Data to use ::

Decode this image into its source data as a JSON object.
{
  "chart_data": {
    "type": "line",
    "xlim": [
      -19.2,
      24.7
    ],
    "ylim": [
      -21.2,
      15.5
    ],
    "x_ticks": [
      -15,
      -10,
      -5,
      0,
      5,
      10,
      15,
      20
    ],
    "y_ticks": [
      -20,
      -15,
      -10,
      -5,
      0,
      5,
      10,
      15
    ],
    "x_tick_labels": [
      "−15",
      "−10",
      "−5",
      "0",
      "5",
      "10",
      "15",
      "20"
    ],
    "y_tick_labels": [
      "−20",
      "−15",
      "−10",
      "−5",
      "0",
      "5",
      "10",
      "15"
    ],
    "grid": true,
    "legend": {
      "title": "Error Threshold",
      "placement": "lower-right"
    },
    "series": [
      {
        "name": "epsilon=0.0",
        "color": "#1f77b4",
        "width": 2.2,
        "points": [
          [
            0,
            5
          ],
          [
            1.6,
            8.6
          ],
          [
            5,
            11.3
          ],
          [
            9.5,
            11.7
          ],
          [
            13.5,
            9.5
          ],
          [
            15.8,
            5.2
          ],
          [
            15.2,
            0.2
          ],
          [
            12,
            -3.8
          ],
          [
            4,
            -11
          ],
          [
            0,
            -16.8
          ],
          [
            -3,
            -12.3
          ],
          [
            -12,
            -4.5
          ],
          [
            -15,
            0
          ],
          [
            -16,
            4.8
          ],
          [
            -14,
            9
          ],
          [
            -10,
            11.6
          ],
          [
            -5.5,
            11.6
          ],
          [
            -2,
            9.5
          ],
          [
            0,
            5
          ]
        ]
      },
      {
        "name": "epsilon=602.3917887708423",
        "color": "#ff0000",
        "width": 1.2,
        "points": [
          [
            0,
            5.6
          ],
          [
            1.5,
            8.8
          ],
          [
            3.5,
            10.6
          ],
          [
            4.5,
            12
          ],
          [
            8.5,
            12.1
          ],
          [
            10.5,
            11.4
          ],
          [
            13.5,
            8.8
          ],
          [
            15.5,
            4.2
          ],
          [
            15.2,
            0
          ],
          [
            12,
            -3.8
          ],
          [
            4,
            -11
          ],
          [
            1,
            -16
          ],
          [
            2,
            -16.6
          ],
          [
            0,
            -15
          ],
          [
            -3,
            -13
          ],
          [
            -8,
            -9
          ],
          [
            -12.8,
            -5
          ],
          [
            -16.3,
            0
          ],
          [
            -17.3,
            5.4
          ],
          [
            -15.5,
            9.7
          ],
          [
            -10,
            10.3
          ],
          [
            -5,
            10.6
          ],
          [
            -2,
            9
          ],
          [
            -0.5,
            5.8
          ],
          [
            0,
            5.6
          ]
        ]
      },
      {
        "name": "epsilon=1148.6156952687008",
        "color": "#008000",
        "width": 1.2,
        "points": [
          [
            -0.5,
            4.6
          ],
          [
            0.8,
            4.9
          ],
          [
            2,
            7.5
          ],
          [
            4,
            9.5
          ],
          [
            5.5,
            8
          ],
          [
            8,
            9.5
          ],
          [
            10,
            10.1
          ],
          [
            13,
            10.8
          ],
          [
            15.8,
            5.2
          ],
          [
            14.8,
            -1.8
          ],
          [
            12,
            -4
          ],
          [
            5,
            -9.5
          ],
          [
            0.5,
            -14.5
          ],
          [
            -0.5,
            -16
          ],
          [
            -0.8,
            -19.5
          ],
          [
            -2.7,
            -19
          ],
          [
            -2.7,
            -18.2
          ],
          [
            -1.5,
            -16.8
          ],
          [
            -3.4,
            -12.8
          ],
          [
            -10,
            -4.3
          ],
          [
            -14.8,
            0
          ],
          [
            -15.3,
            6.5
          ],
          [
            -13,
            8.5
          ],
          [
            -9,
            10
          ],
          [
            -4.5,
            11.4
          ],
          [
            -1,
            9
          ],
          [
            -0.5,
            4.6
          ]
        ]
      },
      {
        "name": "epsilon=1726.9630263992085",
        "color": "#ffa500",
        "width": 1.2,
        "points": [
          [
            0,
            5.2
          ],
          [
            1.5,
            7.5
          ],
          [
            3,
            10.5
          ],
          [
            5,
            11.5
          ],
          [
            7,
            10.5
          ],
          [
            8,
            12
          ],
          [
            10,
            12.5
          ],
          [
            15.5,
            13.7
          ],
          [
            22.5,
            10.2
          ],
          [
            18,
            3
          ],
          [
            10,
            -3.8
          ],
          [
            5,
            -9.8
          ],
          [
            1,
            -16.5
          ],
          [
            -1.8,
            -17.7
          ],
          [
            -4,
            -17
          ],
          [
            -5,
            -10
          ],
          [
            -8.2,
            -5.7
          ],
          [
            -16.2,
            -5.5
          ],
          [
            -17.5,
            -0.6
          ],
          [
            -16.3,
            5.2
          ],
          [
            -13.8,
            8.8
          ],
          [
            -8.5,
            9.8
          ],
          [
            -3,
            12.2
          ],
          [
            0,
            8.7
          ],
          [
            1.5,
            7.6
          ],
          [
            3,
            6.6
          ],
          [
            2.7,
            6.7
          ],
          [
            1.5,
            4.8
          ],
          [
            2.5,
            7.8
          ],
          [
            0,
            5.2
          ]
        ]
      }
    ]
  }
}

Objective ::
Tally the lines of the material above that contain the word "color" and report the total alone.

The solution ::
4